Objective: Of the lines in these entries, how many contain the string "January"? Give the number and nothing else.

Supplied information:

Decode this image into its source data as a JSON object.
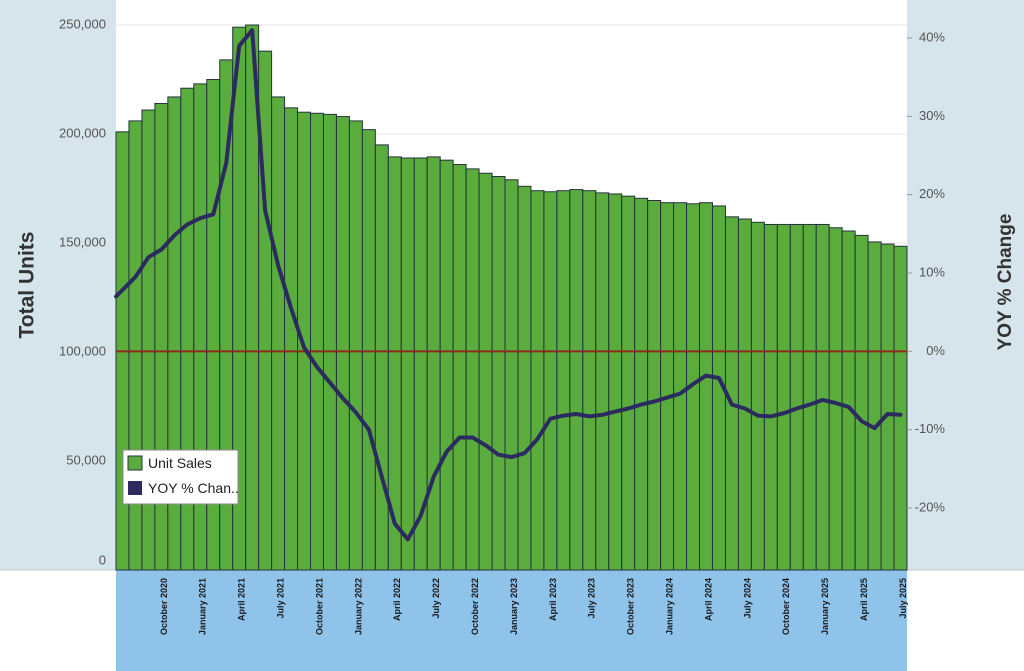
{
  "chart_data": {
    "type": "bar",
    "title": "",
    "ylabel": "Total Units",
    "y2label": "YOY % Change",
    "xlabel": "",
    "ylim": [
      0,
      250000
    ],
    "y2lim": [
      -25,
      40
    ],
    "grid": true,
    "legend_position": "bottom-left",
    "colors": {
      "bar_fill": "#5aad3c",
      "bar_stroke": "#25333d",
      "line": "#2b2b60",
      "zero_line": "#8b2a1c",
      "side_panel": "#d6e4ec",
      "x_axis_panel": "#8fc3ea",
      "axis_text": "#555555",
      "title_text": "#333333"
    },
    "y_ticks": [
      {
        "value": 0,
        "label": "0"
      },
      {
        "value": 50000,
        "label": "50,000"
      },
      {
        "value": 100000,
        "label": "100,000"
      },
      {
        "value": 150000,
        "label": "150,000"
      },
      {
        "value": 200000,
        "label": "200,000"
      },
      {
        "value": 250000,
        "label": "250,000"
      }
    ],
    "y2_ticks": [
      {
        "value": -20,
        "label": "-20%"
      },
      {
        "value": -10,
        "label": "-10%"
      },
      {
        "value": 0,
        "label": "0%"
      },
      {
        "value": 10,
        "label": "10%"
      },
      {
        "value": 20,
        "label": "20%"
      },
      {
        "value": 30,
        "label": "30%"
      },
      {
        "value": 40,
        "label": "40%"
      }
    ],
    "x_ticks": [
      {
        "index": 3,
        "label": "October 2020"
      },
      {
        "index": 6,
        "label": "January 2021"
      },
      {
        "index": 9,
        "label": "April 2021"
      },
      {
        "index": 12,
        "label": "July 2021"
      },
      {
        "index": 15,
        "label": "October 2021"
      },
      {
        "index": 18,
        "label": "January 2022"
      },
      {
        "index": 21,
        "label": "April 2022"
      },
      {
        "index": 24,
        "label": "July 2022"
      },
      {
        "index": 27,
        "label": "October 2022"
      },
      {
        "index": 30,
        "label": "January 2023"
      },
      {
        "index": 33,
        "label": "April 2023"
      },
      {
        "index": 36,
        "label": "July 2023"
      },
      {
        "index": 39,
        "label": "October 2023"
      },
      {
        "index": 42,
        "label": "January 2024"
      },
      {
        "index": 45,
        "label": "April 2024"
      },
      {
        "index": 48,
        "label": "July 2024"
      },
      {
        "index": 51,
        "label": "October 2024"
      },
      {
        "index": 54,
        "label": "January 2025"
      },
      {
        "index": 57,
        "label": "April 2025"
      },
      {
        "index": 60,
        "label": "July 2025"
      }
    ],
    "categories": [
      "2020-07",
      "2020-08",
      "2020-09",
      "2020-10",
      "2020-11",
      "2020-12",
      "2021-01",
      "2021-02",
      "2021-03",
      "2021-04",
      "2021-05",
      "2021-06",
      "2021-07",
      "2021-08",
      "2021-09",
      "2021-10",
      "2021-11",
      "2021-12",
      "2022-01",
      "2022-02",
      "2022-03",
      "2022-04",
      "2022-05",
      "2022-06",
      "2022-07",
      "2022-08",
      "2022-09",
      "2022-10",
      "2022-11",
      "2022-12",
      "2023-01",
      "2023-02",
      "2023-03",
      "2023-04",
      "2023-05",
      "2023-06",
      "2023-07",
      "2023-08",
      "2023-09",
      "2023-10",
      "2023-11",
      "2023-12",
      "2024-01",
      "2024-02",
      "2024-03",
      "2024-04",
      "2024-05",
      "2024-06",
      "2024-07",
      "2024-08",
      "2024-09",
      "2024-10",
      "2024-11",
      "2024-12",
      "2025-01",
      "2025-02",
      "2025-03",
      "2025-04",
      "2025-05",
      "2025-06",
      "2025-07"
    ],
    "series": [
      {
        "name": "Unit Sales",
        "type": "bar",
        "axis": "left",
        "values": [
          201000,
          206000,
          211000,
          214000,
          217000,
          221000,
          223000,
          225000,
          234000,
          249000,
          250000,
          238000,
          217000,
          212000,
          210000,
          209500,
          209000,
          208000,
          206000,
          202000,
          195000,
          189500,
          189000,
          189000,
          189500,
          188000,
          186000,
          184000,
          182000,
          180500,
          179000,
          176000,
          174000,
          173500,
          174000,
          174500,
          174000,
          173000,
          172500,
          171500,
          170500,
          169500,
          168500,
          168500,
          168000,
          168500,
          167000,
          162000,
          161000,
          159500,
          158500,
          158500,
          158500,
          158500,
          158500,
          157000,
          155500,
          153500,
          150500,
          149500,
          148500
        ]
      },
      {
        "name": "YOY % Chan..",
        "type": "line",
        "axis": "right",
        "values": [
          7,
          9.5,
          12,
          13,
          14.8,
          16.2,
          17,
          17.5,
          24,
          39,
          41,
          18,
          11,
          5.5,
          0.5,
          -2,
          -4,
          -6,
          -7.8,
          -10,
          -16,
          -22,
          -24,
          -21,
          -16,
          -12.8,
          -11,
          -11,
          -12,
          -13.2,
          -13.5,
          -13,
          -11.2,
          -8.6,
          -8.2,
          -8,
          -8.3,
          -8.1,
          -7.7,
          -7.3,
          -6.8,
          -6.4,
          -5.9,
          -5.4,
          -4.2,
          -3.1,
          -3.4,
          -6.8,
          -7.3,
          -8.2,
          -8.3,
          -7.9,
          -7.3,
          -6.8,
          -6.2,
          -6.6,
          -7.1,
          -8.9,
          -9.8,
          -8,
          -8.1
        ]
      }
    ]
  }
}
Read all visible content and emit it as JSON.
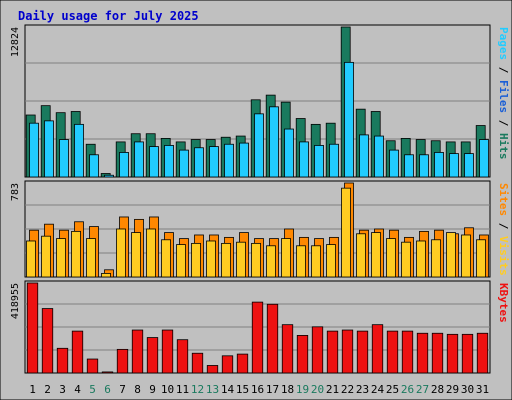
{
  "chart_data": {
    "type": "bar",
    "title": "Daily usage for July 2025",
    "days": [
      "1",
      "2",
      "3",
      "4",
      "5",
      "6",
      "7",
      "8",
      "9",
      "10",
      "11",
      "12",
      "13",
      "14",
      "15",
      "16",
      "17",
      "18",
      "19",
      "20",
      "21",
      "22",
      "23",
      "24",
      "25",
      "26",
      "27",
      "28",
      "29",
      "30",
      "31"
    ],
    "weekend_days": [
      "5",
      "6",
      "12",
      "13",
      "19",
      "20",
      "26",
      "27"
    ],
    "colors": {
      "pages": "#1a7a5e",
      "files": "#22ccff",
      "hits": "#1a7a5e",
      "visits": "#ffcc22",
      "sites": "#ff8800",
      "kbytes": "#ee1111",
      "weekday": "#000000",
      "weekend": "#1a7a5e",
      "panel": "#c0c0c0",
      "frame": "#000000",
      "grid": "#808080"
    },
    "panels": [
      {
        "id": "hits",
        "ymax_label": "12824",
        "ymax": 12824,
        "right_label_parts": [
          {
            "text": "Pages",
            "color": "#22ccff"
          },
          {
            "text": " / ",
            "color": "#000000"
          },
          {
            "text": "Files",
            "color": "#1a5fd6"
          },
          {
            "text": " / ",
            "color": "#000000"
          },
          {
            "text": "Hits",
            "color": "#1a7a5e"
          }
        ],
        "series": [
          {
            "name": "Hits",
            "color": "#1a7a5e",
            "values": [
              5300,
              6100,
              5500,
              5600,
              2800,
              300,
              3000,
              3700,
              3700,
              3300,
              3000,
              3200,
              3200,
              3400,
              3500,
              6600,
              7000,
              6400,
              5000,
              4500,
              4600,
              12824,
              5800,
              5600,
              3100,
              3300,
              3200,
              3100,
              3000,
              3000,
              4400
            ]
          },
          {
            "name": "Files",
            "color": "#22ccff",
            "values": [
              4600,
              4800,
              3200,
              4500,
              1900,
              150,
              2100,
              3000,
              2600,
              2700,
              2300,
              2500,
              2600,
              2800,
              2900,
              5400,
              6000,
              4100,
              3000,
              2700,
              2800,
              9800,
              3600,
              3500,
              2300,
              1900,
              1900,
              2100,
              2000,
              2000,
              3200
            ]
          },
          {
            "name": "Pages",
            "color": "#1a7a5e",
            "values": [
              0,
              0,
              0,
              0,
              0,
              0,
              0,
              0,
              0,
              0,
              0,
              0,
              0,
              0,
              0,
              0,
              0,
              0,
              0,
              0,
              0,
              0,
              0,
              0,
              0,
              0,
              0,
              0,
              0,
              0,
              0
            ]
          }
        ]
      },
      {
        "id": "visits",
        "ymax_label": "783",
        "ymax": 783,
        "right_label_parts": [
          {
            "text": "Sites",
            "color": "#ff8800"
          },
          {
            "text": " / ",
            "color": "#000000"
          },
          {
            "text": "Visits",
            "color": "#ffcc22"
          }
        ],
        "series": [
          {
            "name": "Sites",
            "color": "#ff8800",
            "values": [
              390,
              440,
              390,
              460,
              420,
              60,
              500,
              480,
              500,
              370,
              320,
              350,
              350,
              330,
              370,
              320,
              320,
              400,
              330,
              320,
              330,
              783,
              390,
              400,
              390,
              330,
              380,
              390,
              360,
              410,
              350
            ]
          },
          {
            "name": "Visits",
            "color": "#ffcc22",
            "values": [
              300,
              340,
              320,
              380,
              320,
              30,
              400,
              370,
              400,
              310,
              270,
              280,
              300,
              280,
              290,
              280,
              260,
              320,
              260,
              260,
              270,
              740,
              360,
              370,
              320,
              290,
              300,
              310,
              370,
              350,
              310
            ]
          }
        ]
      },
      {
        "id": "kbytes",
        "ymax_label": "418955",
        "ymax": 418955,
        "right_label_parts": [
          {
            "text": "KBytes",
            "color": "#ee1111"
          }
        ],
        "series": [
          {
            "name": "KBytes",
            "color": "#ee1111",
            "values": [
              418955,
              300000,
              115000,
              195000,
              65000,
              5000,
              110000,
              200000,
              165000,
              200000,
              155000,
              92000,
              35000,
              80000,
              88000,
              330000,
              320000,
              225000,
              175000,
              215000,
              195000,
              200000,
              195000,
              225000,
              195000,
              195000,
              185000,
              185000,
              180000,
              180000,
              185000
            ]
          }
        ]
      }
    ]
  }
}
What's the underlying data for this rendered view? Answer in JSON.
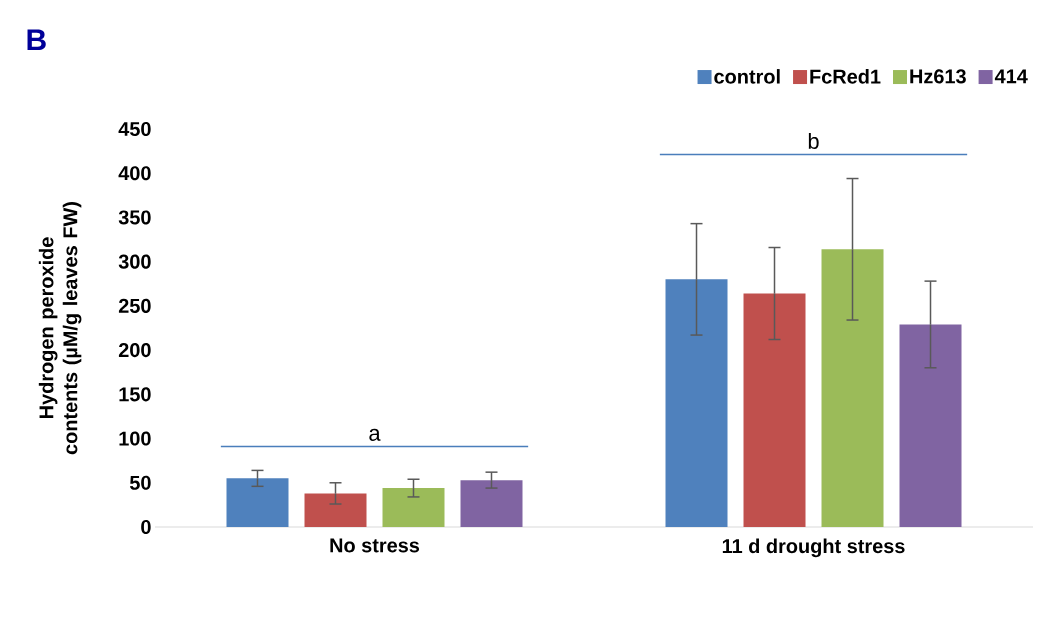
{
  "chart_data": {
    "type": "bar",
    "title": "B",
    "ylabel": "Hydrogen peroxide contents (µM/g leaves FW)",
    "categories": [
      "No stress",
      "11 d drought stress"
    ],
    "series": [
      {
        "name": "control",
        "color": "#4f81bd",
        "values": [
          55,
          280
        ],
        "errors": [
          9,
          63
        ]
      },
      {
        "name": "FcRed1",
        "color": "#c0504d",
        "values": [
          38,
          264
        ],
        "errors": [
          12,
          52
        ]
      },
      {
        "name": "Hz613",
        "color": "#9bbb59",
        "values": [
          44,
          314
        ],
        "errors": [
          10,
          80
        ]
      },
      {
        "name": "414",
        "color": "#8064a2",
        "values": [
          53,
          229
        ],
        "errors": [
          9,
          49
        ]
      }
    ],
    "ylim": [
      0,
      450
    ],
    "yticks": [
      0,
      50,
      100,
      150,
      200,
      250,
      300,
      350,
      400,
      450
    ],
    "annotations": [
      "a",
      "b"
    ],
    "grid": false,
    "legend": "top right"
  }
}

Output of the exercise: 5